> [AIM]
Write out the listing below from the line containing "What text is on this page?" to its last line, unaltered, ends included.

> [ITEMS]
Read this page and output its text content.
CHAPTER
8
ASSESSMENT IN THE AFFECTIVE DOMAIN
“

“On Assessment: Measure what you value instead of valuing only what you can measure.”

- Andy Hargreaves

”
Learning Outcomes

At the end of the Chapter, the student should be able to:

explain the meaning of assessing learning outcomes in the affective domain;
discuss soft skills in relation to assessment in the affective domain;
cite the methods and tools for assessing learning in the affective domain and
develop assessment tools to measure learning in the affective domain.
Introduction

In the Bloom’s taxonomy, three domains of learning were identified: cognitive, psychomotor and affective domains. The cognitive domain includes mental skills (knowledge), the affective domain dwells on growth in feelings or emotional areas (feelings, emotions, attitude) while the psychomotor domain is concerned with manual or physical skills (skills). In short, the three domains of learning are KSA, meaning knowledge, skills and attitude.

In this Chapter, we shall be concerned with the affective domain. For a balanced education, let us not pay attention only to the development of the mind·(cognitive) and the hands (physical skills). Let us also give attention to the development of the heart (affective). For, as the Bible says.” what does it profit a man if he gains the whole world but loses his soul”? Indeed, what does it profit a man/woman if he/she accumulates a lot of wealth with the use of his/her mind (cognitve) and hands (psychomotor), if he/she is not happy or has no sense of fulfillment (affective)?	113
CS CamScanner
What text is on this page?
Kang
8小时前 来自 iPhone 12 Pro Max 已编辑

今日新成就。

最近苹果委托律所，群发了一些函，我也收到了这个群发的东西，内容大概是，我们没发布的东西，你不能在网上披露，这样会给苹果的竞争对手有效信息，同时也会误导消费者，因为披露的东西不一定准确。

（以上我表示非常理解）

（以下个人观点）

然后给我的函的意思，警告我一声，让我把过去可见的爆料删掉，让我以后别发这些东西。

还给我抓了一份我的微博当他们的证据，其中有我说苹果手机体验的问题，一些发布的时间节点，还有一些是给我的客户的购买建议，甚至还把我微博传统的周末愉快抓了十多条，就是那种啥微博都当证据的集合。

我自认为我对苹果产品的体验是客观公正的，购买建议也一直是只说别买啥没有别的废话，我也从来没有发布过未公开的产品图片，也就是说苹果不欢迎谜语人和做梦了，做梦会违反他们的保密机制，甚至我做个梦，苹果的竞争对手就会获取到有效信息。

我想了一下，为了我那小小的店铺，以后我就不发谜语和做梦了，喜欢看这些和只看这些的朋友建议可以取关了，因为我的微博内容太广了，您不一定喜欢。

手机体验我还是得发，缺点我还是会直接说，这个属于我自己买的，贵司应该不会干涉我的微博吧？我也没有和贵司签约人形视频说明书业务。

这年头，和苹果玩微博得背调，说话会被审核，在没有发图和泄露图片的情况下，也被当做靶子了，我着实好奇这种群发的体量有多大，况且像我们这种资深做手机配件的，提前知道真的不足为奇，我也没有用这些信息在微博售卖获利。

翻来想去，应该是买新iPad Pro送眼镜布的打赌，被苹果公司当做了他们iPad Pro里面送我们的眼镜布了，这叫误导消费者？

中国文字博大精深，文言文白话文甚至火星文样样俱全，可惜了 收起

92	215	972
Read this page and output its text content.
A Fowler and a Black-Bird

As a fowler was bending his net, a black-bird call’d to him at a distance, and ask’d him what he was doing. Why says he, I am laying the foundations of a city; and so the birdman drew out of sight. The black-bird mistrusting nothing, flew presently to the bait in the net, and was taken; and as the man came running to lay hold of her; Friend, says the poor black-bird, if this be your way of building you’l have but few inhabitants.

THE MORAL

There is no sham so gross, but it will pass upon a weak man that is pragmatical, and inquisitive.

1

> [THE RESPONSE]
What text is on this page?
Kang
8小时前 来自 iPhone 12 Pro Max 已编辑

今日新成就。

最近苹果委托律所，群发了一些函，我也收到了这个群发的东西，内容大概是，我们没发布的东西，你不能在网上披露，这样会给苹果的竞争对手有效信息，同时也会误导消费者，因为披露的东西不一定准确。

（以上我表示非常理解）

（以下个人观点）

然后给我的函的意思，警告我一声，让我把过去可见的爆料删掉，让我以后别发这些东西。

还给我抓了一份我的微博当他们的证据，其中有我说苹果手机体验的问题，一些发布的时间节点，还有一些是给我的客户的购买建议，甚至还把我微博传统的周末愉快抓了十多条，就是那种啥微博都当证据的集合。

我自认为我对苹果产品的体验是客观公正的，购买建议也一直是只说别买啥没有别的废话，我也从来没有发布过未公开的产品图片，也就是说苹果不欢迎谜语人和做梦了，做梦会违反他们的保密机制，甚至我做个梦，苹果的竞争对手就会获取到有效信息。

我想了一下，为了我那小小的店铺，以后我就不发谜语和做梦了，喜欢看这些和只看这些的朋友建议可以取关了，因为我的微博内容太广了，您不一定喜欢。

手机体验我还是得发，缺点我还是会直接说，这个属于我自己买的，贵司应该不会干涉我的微博吧？我也没有和贵司签约人形视频说明书业务。

这年头，和苹果玩微博得背调，说话会被审核，在没有发图和泄露图片的情况下，也被当做靶子了，我着实好奇这种群发的体量有多大，况且像我们这种资深做手机配件的，提前知道真的不足为奇，我也没有用这些信息在微博售卖获利。

翻来想去，应该是买新iPad Pro送眼镜布的打赌，被苹果公司当做了他们iPad Pro里面送我们的眼镜布了，这叫误导消费者？

中国文字博大精深，文言文白话文甚至火星文样样俱全，可惜了 收起

92	215	972
Read this page and output its text content.
A Fowler and a Black-Bird

As a fowler was bending his net, a black-bird call’d to him at a distance, and ask’d him what he was doing. Why says he, I am laying the foundations of a city; and so the birdman drew out of sight. The black-bird mistrusting nothing, flew presently to the bait in the net, and was taken; and as the man came running to lay hold of her; Friend, says the poor black-bird, if this be your way of building you’l have but few inhabitants.

THE MORAL

There is no sham so gross, but it will pass upon a weak man that is pragmatical, and inquisitive.

1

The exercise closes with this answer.